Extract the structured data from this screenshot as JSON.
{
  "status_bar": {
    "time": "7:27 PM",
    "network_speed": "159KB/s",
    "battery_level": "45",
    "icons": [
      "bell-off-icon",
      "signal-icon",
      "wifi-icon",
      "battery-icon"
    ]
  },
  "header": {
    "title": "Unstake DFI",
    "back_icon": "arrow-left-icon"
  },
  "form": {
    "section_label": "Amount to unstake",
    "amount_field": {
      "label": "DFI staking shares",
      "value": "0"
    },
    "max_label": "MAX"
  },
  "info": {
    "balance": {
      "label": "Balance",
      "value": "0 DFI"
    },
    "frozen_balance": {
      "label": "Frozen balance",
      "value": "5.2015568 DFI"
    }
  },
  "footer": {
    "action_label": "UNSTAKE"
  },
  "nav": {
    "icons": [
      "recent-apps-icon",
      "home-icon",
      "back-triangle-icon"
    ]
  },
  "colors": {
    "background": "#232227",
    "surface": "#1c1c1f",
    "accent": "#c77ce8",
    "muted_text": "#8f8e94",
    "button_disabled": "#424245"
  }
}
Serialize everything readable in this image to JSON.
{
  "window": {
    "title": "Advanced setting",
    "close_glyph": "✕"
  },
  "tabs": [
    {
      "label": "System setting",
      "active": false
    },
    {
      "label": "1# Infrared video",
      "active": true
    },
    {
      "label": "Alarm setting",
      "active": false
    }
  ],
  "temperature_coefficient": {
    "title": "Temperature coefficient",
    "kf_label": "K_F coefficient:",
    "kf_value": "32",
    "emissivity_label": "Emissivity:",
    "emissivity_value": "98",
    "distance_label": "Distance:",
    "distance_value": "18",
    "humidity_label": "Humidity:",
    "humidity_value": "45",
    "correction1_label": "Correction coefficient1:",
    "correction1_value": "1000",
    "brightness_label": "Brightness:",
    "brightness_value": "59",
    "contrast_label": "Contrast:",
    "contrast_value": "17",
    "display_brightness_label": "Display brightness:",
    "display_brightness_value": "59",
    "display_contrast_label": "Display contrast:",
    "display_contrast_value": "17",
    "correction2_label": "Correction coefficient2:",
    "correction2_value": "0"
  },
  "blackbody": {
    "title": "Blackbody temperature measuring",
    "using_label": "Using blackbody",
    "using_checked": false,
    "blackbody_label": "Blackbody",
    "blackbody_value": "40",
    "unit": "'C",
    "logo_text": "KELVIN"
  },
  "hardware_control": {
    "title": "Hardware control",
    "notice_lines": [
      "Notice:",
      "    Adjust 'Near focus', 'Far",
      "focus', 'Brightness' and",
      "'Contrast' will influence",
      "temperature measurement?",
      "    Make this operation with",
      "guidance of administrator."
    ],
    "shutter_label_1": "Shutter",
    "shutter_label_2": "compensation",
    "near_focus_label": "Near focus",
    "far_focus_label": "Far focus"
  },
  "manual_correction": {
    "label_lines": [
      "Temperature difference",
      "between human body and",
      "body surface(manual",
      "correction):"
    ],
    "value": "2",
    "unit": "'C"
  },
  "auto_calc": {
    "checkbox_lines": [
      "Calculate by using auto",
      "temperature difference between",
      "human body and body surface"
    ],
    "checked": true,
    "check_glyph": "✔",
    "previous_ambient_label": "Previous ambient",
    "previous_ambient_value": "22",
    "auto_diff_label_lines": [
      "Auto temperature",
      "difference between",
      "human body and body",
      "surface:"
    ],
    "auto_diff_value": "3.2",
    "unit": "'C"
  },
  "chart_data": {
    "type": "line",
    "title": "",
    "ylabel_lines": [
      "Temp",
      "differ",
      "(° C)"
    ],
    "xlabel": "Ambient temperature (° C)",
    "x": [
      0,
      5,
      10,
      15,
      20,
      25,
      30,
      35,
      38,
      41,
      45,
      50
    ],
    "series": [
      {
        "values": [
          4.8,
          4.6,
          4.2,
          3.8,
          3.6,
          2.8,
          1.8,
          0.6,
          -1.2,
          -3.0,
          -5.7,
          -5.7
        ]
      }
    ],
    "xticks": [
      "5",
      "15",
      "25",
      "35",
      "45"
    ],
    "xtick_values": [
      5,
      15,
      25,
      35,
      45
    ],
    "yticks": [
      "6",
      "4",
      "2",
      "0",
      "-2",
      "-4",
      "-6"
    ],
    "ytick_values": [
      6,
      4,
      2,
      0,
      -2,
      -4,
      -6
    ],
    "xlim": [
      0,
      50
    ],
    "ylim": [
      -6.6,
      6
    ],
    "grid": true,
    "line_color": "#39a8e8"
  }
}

# # # #

- REQUEST:
Above are the records; retype them all without a single difference.

- FULL ANSWER:
Extract the structured data from this screenshot as JSON.
{
  "status_bar": {
    "time": "7:27 PM",
    "network_speed": "159KB/s",
    "battery_level": "45",
    "icons": [
      "bell-off-icon",
      "signal-icon",
      "wifi-icon",
      "battery-icon"
    ]
  },
  "header": {
    "title": "Unstake DFI",
    "back_icon": "arrow-left-icon"
  },
  "form": {
    "section_label": "Amount to unstake",
    "amount_field": {
      "label": "DFI staking shares",
      "value": "0"
    },
    "max_label": "MAX"
  },
  "info": {
    "balance": {
      "label": "Balance",
      "value": "0 DFI"
    },
    "frozen_balance": {
      "label": "Frozen balance",
      "value": "5.2015568 DFI"
    }
  },
  "footer": {
    "action_label": "UNSTAKE"
  },
  "nav": {
    "icons": [
      "recent-apps-icon",
      "home-icon",
      "back-triangle-icon"
    ]
  },
  "colors": {
    "background": "#232227",
    "surface": "#1c1c1f",
    "accent": "#c77ce8",
    "muted_text": "#8f8e94",
    "button_disabled": "#424245"
  }
}
Serialize everything readable in this image to JSON.
{
  "window": {
    "title": "Advanced setting",
    "close_glyph": "✕"
  },
  "tabs": [
    {
      "label": "System setting",
      "active": false
    },
    {
      "label": "1# Infrared video",
      "active": true
    },
    {
      "label": "Alarm setting",
      "active": false
    }
  ],
  "temperature_coefficient": {
    "title": "Temperature coefficient",
    "kf_label": "K_F coefficient:",
    "kf_value": "32",
    "emissivity_label": "Emissivity:",
    "emissivity_value": "98",
    "distance_label": "Distance:",
    "distance_value": "18",
    "humidity_label": "Humidity:",
    "humidity_value": "45",
    "correction1_label": "Correction coefficient1:",
    "correction1_value": "1000",
    "brightness_label": "Brightness:",
    "brightness_value": "59",
    "contrast_label": "Contrast:",
    "contrast_value": "17",
    "display_brightness_label": "Display brightness:",
    "display_brightness_value": "59",
    "display_contrast_label": "Display contrast:",
    "display_contrast_value": "17",
    "correction2_label": "Correction coefficient2:",
    "correction2_value": "0"
  },
  "blackbody": {
    "title": "Blackbody temperature measuring",
    "using_label": "Using blackbody",
    "using_checked": false,
    "blackbody_label": "Blackbody",
    "blackbody_value": "40",
    "unit": "'C",
    "logo_text": "KELVIN"
  },
  "hardware_control": {
    "title": "Hardware control",
    "notice_lines": [
      "Notice:",
      "    Adjust 'Near focus', 'Far",
      "focus', 'Brightness' and",
      "'Contrast' will influence",
      "temperature measurement?",
      "    Make this operation with",
      "guidance of administrator."
    ],
    "shutter_label_1": "Shutter",
    "shutter_label_2": "compensation",
    "near_focus_label": "Near focus",
    "far_focus_label": "Far focus"
  },
  "manual_correction": {
    "label_lines": [
      "Temperature difference",
      "between human body and",
      "body surface(manual",
      "correction):"
    ],
    "value": "2",
    "unit": "'C"
  },
  "auto_calc": {
    "checkbox_lines": [
      "Calculate by using auto",
      "temperature difference between",
      "human body and body surface"
    ],
    "checked": true,
    "check_glyph": "✔",
    "previous_ambient_label": "Previous ambient",
    "previous_ambient_value": "22",
    "auto_diff_label_lines": [
      "Auto temperature",
      "difference between",
      "human body and body",
      "surface:"
    ],
    "auto_diff_value": "3.2",
    "unit": "'C"
  },
  "chart_data": {
    "type": "line",
    "title": "",
    "ylabel_lines": [
      "Temp",
      "differ",
      "(° C)"
    ],
    "xlabel": "Ambient temperature (° C)",
    "x": [
      0,
      5,
      10,
      15,
      20,
      25,
      30,
      35,
      38,
      41,
      45,
      50
    ],
    "series": [
      {
        "values": [
          4.8,
          4.6,
          4.2,
          3.8,
          3.6,
          2.8,
          1.8,
          0.6,
          -1.2,
          -3.0,
          -5.7,
          -5.7
        ]
      }
    ],
    "xticks": [
      "5",
      "15",
      "25",
      "35",
      "45"
    ],
    "xtick_values": [
      5,
      15,
      25,
      35,
      45
    ],
    "yticks": [
      "6",
      "4",
      "2",
      "0",
      "-2",
      "-4",
      "-6"
    ],
    "ytick_values": [
      6,
      4,
      2,
      0,
      -2,
      -4,
      -6
    ],
    "xlim": [
      0,
      50
    ],
    "ylim": [
      -6.6,
      6
    ],
    "grid": true,
    "line_color": "#39a8e8"
  }
}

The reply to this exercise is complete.